Required task: Comb through the entries for "right" and pull out each line that holds it.

Provided data:
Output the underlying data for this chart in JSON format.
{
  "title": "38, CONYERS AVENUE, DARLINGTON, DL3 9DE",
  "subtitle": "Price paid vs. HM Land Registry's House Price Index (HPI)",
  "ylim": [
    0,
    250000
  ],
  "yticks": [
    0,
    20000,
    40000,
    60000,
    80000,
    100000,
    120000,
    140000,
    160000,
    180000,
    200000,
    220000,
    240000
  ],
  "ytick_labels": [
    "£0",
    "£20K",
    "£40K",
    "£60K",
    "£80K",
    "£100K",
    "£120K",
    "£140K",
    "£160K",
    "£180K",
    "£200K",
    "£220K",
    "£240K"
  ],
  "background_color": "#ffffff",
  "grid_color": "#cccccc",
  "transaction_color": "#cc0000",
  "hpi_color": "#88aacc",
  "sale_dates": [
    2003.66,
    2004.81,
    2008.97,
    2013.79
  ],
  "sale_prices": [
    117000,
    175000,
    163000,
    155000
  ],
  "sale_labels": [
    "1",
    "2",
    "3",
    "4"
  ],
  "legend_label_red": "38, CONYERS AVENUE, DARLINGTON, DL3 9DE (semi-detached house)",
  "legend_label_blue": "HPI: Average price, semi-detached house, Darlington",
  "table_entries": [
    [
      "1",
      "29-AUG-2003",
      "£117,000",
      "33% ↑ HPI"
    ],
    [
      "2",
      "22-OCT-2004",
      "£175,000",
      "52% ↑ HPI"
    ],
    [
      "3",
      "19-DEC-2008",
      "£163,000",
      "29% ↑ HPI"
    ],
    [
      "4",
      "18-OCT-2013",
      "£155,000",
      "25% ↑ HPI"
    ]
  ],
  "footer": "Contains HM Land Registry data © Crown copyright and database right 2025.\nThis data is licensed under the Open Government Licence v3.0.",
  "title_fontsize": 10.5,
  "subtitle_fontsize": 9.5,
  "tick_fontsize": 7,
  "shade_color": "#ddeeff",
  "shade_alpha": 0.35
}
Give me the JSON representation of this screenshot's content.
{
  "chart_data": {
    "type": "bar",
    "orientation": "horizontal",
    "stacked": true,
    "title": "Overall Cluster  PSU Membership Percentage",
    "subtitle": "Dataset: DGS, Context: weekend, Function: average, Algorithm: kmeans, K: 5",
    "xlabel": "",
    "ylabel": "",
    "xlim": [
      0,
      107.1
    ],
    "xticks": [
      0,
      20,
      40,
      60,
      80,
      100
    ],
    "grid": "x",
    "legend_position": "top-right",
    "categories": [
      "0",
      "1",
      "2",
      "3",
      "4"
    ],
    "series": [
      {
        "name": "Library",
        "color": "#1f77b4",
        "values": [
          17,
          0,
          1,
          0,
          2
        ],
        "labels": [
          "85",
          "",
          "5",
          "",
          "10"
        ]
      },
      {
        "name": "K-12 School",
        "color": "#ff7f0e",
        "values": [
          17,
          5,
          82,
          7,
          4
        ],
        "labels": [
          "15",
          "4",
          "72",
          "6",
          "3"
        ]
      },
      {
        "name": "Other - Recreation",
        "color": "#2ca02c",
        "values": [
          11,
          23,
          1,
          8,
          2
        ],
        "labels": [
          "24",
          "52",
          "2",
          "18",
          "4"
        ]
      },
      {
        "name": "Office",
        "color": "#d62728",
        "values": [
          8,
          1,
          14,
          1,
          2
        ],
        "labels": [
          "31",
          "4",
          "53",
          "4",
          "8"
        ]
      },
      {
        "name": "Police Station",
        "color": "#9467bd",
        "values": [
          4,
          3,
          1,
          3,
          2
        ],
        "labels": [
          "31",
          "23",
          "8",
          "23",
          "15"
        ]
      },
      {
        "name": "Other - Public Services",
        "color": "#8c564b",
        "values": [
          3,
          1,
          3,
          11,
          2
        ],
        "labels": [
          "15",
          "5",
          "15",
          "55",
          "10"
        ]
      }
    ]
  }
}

Result of the exercise:
  "footer": "Contains HM Land Registry data © Crown copyright and database right 2025.\nThis data is licensed under the Open Government Licence v3.0.",
    "legend_position": "top-right",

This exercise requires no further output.